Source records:
****

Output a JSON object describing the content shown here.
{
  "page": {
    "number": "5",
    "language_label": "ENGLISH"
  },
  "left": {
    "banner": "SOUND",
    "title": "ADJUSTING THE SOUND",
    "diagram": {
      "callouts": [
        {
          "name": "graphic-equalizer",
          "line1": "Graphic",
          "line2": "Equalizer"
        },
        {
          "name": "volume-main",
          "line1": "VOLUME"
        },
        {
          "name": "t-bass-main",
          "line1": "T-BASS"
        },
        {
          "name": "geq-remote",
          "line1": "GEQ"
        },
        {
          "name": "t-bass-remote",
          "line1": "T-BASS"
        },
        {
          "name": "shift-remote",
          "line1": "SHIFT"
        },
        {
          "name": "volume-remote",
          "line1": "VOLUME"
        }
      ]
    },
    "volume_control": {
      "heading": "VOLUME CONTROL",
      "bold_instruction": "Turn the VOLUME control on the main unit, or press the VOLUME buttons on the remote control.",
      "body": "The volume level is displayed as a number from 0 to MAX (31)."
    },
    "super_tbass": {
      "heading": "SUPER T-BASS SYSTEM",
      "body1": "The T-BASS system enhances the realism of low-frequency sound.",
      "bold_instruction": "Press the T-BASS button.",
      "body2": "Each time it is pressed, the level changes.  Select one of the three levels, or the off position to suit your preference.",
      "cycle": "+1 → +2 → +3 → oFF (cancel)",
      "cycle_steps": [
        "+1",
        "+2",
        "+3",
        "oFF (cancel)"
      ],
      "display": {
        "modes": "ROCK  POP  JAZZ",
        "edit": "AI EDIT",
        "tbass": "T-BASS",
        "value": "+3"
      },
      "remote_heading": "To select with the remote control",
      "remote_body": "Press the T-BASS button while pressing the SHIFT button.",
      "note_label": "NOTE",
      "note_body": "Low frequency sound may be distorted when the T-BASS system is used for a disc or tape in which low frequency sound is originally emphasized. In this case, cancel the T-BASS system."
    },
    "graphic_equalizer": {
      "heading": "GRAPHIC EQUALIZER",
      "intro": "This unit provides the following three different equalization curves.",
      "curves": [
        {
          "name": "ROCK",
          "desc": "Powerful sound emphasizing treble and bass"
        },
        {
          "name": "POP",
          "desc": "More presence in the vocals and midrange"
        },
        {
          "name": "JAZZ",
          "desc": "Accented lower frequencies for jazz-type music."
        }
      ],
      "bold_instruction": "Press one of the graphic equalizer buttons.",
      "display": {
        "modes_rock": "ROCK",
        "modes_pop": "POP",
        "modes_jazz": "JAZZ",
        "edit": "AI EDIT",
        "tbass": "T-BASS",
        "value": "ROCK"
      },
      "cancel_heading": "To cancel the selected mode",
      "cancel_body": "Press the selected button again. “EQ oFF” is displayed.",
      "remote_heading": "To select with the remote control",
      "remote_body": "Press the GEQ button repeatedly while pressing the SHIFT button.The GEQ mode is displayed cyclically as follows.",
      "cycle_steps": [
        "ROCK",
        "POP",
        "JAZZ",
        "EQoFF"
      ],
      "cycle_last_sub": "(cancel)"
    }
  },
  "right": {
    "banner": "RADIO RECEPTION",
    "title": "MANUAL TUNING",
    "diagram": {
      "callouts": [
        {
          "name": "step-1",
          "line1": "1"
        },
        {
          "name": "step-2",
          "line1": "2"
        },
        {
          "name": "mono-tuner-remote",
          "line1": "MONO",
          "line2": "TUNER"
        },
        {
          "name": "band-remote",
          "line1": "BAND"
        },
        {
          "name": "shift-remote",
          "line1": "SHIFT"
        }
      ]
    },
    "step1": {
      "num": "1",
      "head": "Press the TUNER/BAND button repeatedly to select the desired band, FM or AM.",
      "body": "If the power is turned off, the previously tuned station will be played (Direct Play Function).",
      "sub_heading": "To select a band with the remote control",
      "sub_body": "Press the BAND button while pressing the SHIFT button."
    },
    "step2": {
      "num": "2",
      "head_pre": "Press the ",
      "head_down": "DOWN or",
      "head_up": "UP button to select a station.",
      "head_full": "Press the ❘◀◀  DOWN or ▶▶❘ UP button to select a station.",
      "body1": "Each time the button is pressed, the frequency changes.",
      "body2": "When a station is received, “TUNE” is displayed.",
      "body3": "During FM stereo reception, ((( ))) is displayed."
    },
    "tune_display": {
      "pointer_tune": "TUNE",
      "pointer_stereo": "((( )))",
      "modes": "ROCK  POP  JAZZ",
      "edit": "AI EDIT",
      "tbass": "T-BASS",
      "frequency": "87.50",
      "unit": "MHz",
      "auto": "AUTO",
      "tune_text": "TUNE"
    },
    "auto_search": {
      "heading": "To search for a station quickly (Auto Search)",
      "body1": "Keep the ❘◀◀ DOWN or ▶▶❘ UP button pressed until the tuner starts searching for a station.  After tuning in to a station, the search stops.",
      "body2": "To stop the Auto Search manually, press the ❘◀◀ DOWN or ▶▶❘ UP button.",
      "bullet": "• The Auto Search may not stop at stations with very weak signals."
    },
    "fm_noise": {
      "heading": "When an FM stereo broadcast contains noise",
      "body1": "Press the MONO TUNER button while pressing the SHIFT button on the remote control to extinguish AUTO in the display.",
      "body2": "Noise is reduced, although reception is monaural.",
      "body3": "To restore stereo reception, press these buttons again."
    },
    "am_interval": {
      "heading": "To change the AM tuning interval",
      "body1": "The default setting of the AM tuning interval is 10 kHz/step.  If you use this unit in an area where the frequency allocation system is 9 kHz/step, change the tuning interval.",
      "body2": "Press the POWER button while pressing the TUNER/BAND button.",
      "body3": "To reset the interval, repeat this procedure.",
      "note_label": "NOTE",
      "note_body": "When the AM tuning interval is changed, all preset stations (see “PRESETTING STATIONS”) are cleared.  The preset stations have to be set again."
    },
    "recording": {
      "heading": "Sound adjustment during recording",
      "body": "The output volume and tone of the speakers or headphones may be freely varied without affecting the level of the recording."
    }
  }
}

****

Pull out all lines containing the word "three" from the entries above.

= Written response =
      "body2": "Each time it is pressed, the level changes.  Select one of the three levels, or the off position to suit your preference.",
      "intro": "This unit provides the following three different equalization curves.",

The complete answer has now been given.